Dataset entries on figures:
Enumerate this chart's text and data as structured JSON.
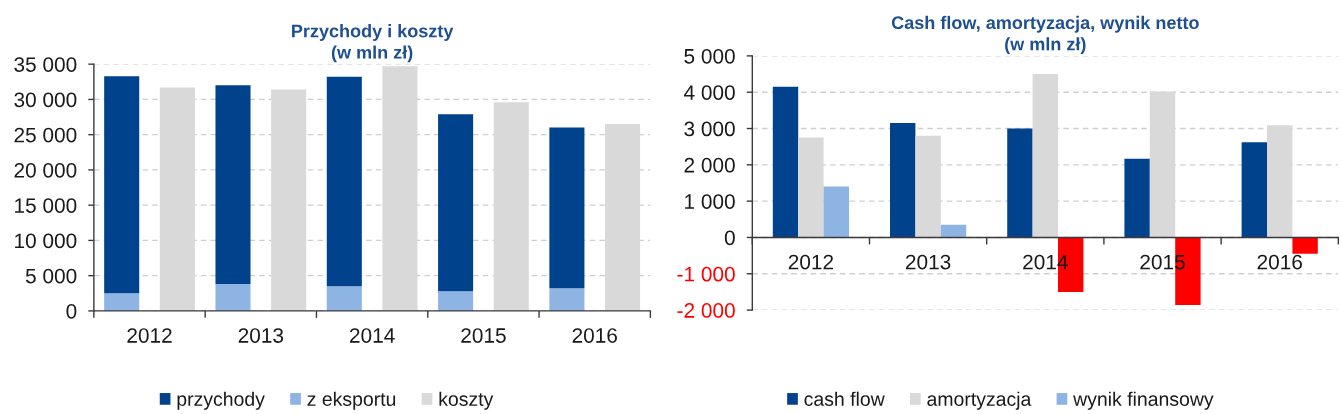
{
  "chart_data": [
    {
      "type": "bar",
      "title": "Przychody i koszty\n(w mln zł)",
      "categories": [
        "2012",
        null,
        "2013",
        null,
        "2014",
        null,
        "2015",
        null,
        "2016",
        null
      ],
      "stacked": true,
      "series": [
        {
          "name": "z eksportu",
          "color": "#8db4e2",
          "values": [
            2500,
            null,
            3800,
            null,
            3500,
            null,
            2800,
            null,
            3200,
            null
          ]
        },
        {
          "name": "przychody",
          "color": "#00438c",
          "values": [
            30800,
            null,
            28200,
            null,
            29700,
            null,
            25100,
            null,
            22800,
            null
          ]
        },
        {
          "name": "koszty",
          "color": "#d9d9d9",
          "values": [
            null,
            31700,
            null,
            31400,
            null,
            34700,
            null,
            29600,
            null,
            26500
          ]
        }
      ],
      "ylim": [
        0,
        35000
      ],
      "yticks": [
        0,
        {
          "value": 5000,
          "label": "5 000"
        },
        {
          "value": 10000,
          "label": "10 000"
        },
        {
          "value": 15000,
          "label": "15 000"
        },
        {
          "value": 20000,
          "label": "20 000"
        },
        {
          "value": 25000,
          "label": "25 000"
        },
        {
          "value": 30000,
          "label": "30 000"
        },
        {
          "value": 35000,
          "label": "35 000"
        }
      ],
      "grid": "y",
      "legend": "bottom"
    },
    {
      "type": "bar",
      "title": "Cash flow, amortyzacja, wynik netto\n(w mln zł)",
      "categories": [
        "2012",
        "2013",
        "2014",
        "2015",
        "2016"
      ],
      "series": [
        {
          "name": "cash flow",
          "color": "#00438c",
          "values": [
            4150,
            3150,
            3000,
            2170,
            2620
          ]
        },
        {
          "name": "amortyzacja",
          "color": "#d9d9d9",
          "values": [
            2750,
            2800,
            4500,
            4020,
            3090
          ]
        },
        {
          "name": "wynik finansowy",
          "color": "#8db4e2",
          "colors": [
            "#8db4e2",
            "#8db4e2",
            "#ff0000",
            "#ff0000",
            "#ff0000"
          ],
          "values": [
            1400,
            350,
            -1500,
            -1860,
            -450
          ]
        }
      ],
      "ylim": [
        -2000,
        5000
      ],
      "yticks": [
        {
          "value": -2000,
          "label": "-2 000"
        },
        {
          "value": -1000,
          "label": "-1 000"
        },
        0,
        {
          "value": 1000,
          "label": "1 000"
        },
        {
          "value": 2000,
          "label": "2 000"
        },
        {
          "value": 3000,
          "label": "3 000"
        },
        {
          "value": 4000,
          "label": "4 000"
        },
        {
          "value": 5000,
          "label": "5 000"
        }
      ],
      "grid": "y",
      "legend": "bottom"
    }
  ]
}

SHORT TASK:
Copy out all of the material exactly as written, without its pictures.

RESULT FOR THIS TASK:
Enumerate this chart's text and data as structured JSON.
{
  "chart_data": [
    {
      "type": "bar",
      "title": "Przychody i koszty\n(w mln zł)",
      "categories": [
        "2012",
        null,
        "2013",
        null,
        "2014",
        null,
        "2015",
        null,
        "2016",
        null
      ],
      "stacked": true,
      "series": [
        {
          "name": "z eksportu",
          "color": "#8db4e2",
          "values": [
            2500,
            null,
            3800,
            null,
            3500,
            null,
            2800,
            null,
            3200,
            null
          ]
        },
        {
          "name": "przychody",
          "color": "#00438c",
          "values": [
            30800,
            null,
            28200,
            null,
            29700,
            null,
            25100,
            null,
            22800,
            null
          ]
        },
        {
          "name": "koszty",
          "color": "#d9d9d9",
          "values": [
            null,
            31700,
            null,
            31400,
            null,
            34700,
            null,
            29600,
            null,
            26500
          ]
        }
      ],
      "ylim": [
        0,
        35000
      ],
      "yticks": [
        0,
        {
          "value": 5000,
          "label": "5 000"
        },
        {
          "value": 10000,
          "label": "10 000"
        },
        {
          "value": 15000,
          "label": "15 000"
        },
        {
          "value": 20000,
          "label": "20 000"
        },
        {
          "value": 25000,
          "label": "25 000"
        },
        {
          "value": 30000,
          "label": "30 000"
        },
        {
          "value": 35000,
          "label": "35 000"
        }
      ],
      "grid": "y",
      "legend": "bottom"
    },
    {
      "type": "bar",
      "title": "Cash flow, amortyzacja, wynik netto\n(w mln zł)",
      "categories": [
        "2012",
        "2013",
        "2014",
        "2015",
        "2016"
      ],
      "series": [
        {
          "name": "cash flow",
          "color": "#00438c",
          "values": [
            4150,
            3150,
            3000,
            2170,
            2620
          ]
        },
        {
          "name": "amortyzacja",
          "color": "#d9d9d9",
          "values": [
            2750,
            2800,
            4500,
            4020,
            3090
          ]
        },
        {
          "name": "wynik finansowy",
          "color": "#8db4e2",
          "colors": [
            "#8db4e2",
            "#8db4e2",
            "#ff0000",
            "#ff0000",
            "#ff0000"
          ],
          "values": [
            1400,
            350,
            -1500,
            -1860,
            -450
          ]
        }
      ],
      "ylim": [
        -2000,
        5000
      ],
      "yticks": [
        {
          "value": -2000,
          "label": "-2 000"
        },
        {
          "value": -1000,
          "label": "-1 000"
        },
        0,
        {
          "value": 1000,
          "label": "1 000"
        },
        {
          "value": 2000,
          "label": "2 000"
        },
        {
          "value": 3000,
          "label": "3 000"
        },
        {
          "value": 4000,
          "label": "4 000"
        },
        {
          "value": 5000,
          "label": "5 000"
        }
      ],
      "grid": "y",
      "legend": "bottom"
    }
  ]
}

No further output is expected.